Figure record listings

● ● ● ● ● ● ●

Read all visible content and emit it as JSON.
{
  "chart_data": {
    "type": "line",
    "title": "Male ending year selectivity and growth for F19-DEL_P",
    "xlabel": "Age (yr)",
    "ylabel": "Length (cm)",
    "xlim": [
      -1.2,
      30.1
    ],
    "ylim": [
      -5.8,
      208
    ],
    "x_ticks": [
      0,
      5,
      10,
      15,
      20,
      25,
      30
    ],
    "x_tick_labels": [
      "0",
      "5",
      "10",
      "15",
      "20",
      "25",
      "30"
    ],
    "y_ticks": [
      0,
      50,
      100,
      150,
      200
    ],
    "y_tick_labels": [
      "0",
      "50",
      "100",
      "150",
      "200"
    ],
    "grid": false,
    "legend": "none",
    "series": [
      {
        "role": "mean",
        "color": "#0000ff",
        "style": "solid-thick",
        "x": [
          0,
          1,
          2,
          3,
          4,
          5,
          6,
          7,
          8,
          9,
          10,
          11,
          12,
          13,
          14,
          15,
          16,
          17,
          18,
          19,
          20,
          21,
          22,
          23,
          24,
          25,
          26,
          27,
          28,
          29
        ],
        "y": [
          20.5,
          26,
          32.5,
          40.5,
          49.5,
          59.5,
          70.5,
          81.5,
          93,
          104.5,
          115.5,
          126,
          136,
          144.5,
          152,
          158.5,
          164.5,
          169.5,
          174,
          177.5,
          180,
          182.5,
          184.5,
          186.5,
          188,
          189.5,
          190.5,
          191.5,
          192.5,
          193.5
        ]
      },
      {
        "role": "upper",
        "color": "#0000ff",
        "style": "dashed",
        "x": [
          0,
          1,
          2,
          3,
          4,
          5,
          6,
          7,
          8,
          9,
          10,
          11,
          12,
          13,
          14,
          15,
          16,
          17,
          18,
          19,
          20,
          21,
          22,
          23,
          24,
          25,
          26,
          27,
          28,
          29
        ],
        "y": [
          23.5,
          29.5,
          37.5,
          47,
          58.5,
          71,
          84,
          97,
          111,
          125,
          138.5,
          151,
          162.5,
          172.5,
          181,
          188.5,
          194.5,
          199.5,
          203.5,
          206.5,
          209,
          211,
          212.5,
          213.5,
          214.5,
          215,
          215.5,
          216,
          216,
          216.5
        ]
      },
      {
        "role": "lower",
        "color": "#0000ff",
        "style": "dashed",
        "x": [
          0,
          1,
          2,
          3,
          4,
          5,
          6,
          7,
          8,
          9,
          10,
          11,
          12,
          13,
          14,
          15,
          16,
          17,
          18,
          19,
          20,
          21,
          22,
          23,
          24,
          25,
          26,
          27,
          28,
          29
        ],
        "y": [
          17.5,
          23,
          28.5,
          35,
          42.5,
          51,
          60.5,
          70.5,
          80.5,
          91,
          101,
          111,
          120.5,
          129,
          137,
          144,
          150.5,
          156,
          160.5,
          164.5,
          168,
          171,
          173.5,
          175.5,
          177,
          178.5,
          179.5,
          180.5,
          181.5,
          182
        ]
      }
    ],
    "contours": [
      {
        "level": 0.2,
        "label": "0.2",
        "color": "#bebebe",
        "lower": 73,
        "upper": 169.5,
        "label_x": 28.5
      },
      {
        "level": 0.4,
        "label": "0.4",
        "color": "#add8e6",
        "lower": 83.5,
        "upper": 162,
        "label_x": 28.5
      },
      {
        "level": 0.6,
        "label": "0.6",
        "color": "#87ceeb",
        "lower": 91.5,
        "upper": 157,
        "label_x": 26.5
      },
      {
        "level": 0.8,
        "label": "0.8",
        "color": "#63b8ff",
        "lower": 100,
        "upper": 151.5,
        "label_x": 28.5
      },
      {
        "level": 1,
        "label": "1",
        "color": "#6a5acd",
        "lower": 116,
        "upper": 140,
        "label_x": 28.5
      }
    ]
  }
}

● ● ● ● ● ● ●

▸ Your goal
Output all of the material exactly as written.

▸ Solution
Read all visible content and emit it as JSON.
{
  "chart_data": {
    "type": "line",
    "title": "Male ending year selectivity and growth for F19-DEL_P",
    "xlabel": "Age (yr)",
    "ylabel": "Length (cm)",
    "xlim": [
      -1.2,
      30.1
    ],
    "ylim": [
      -5.8,
      208
    ],
    "x_ticks": [
      0,
      5,
      10,
      15,
      20,
      25,
      30
    ],
    "x_tick_labels": [
      "0",
      "5",
      "10",
      "15",
      "20",
      "25",
      "30"
    ],
    "y_ticks": [
      0,
      50,
      100,
      150,
      200
    ],
    "y_tick_labels": [
      "0",
      "50",
      "100",
      "150",
      "200"
    ],
    "grid": false,
    "legend": "none",
    "series": [
      {
        "role": "mean",
        "color": "#0000ff",
        "style": "solid-thick",
        "x": [
          0,
          1,
          2,
          3,
          4,
          5,
          6,
          7,
          8,
          9,
          10,
          11,
          12,
          13,
          14,
          15,
          16,
          17,
          18,
          19,
          20,
          21,
          22,
          23,
          24,
          25,
          26,
          27,
          28,
          29
        ],
        "y": [
          20.5,
          26,
          32.5,
          40.5,
          49.5,
          59.5,
          70.5,
          81.5,
          93,
          104.5,
          115.5,
          126,
          136,
          144.5,
          152,
          158.5,
          164.5,
          169.5,
          174,
          177.5,
          180,
          182.5,
          184.5,
          186.5,
          188,
          189.5,
          190.5,
          191.5,
          192.5,
          193.5
        ]
      },
      {
        "role": "upper",
        "color": "#0000ff",
        "style": "dashed",
        "x": [
          0,
          1,
          2,
          3,
          4,
          5,
          6,
          7,
          8,
          9,
          10,
          11,
          12,
          13,
          14,
          15,
          16,
          17,
          18,
          19,
          20,
          21,
          22,
          23,
          24,
          25,
          26,
          27,
          28,
          29
        ],
        "y": [
          23.5,
          29.5,
          37.5,
          47,
          58.5,
          71,
          84,
          97,
          111,
          125,
          138.5,
          151,
          162.5,
          172.5,
          181,
          188.5,
          194.5,
          199.5,
          203.5,
          206.5,
          209,
          211,
          212.5,
          213.5,
          214.5,
          215,
          215.5,
          216,
          216,
          216.5
        ]
      },
      {
        "role": "lower",
        "color": "#0000ff",
        "style": "dashed",
        "x": [
          0,
          1,
          2,
          3,
          4,
          5,
          6,
          7,
          8,
          9,
          10,
          11,
          12,
          13,
          14,
          15,
          16,
          17,
          18,
          19,
          20,
          21,
          22,
          23,
          24,
          25,
          26,
          27,
          28,
          29
        ],
        "y": [
          17.5,
          23,
          28.5,
          35,
          42.5,
          51,
          60.5,
          70.5,
          80.5,
          91,
          101,
          111,
          120.5,
          129,
          137,
          144,
          150.5,
          156,
          160.5,
          164.5,
          168,
          171,
          173.5,
          175.5,
          177,
          178.5,
          179.5,
          180.5,
          181.5,
          182
        ]
      }
    ],
    "contours": [
      {
        "level": 0.2,
        "label": "0.2",
        "color": "#bebebe",
        "lower": 73,
        "upper": 169.5,
        "label_x": 28.5
      },
      {
        "level": 0.4,
        "label": "0.4",
        "color": "#add8e6",
        "lower": 83.5,
        "upper": 162,
        "label_x": 28.5
      },
      {
        "level": 0.6,
        "label": "0.6",
        "color": "#87ceeb",
        "lower": 91.5,
        "upper": 157,
        "label_x": 26.5
      },
      {
        "level": 0.8,
        "label": "0.8",
        "color": "#63b8ff",
        "lower": 100,
        "upper": 151.5,
        "label_x": 28.5
      },
      {
        "level": 1,
        "label": "1",
        "color": "#6a5acd",
        "lower": 116,
        "upper": 140,
        "label_x": 28.5
      }
    ]
  }
}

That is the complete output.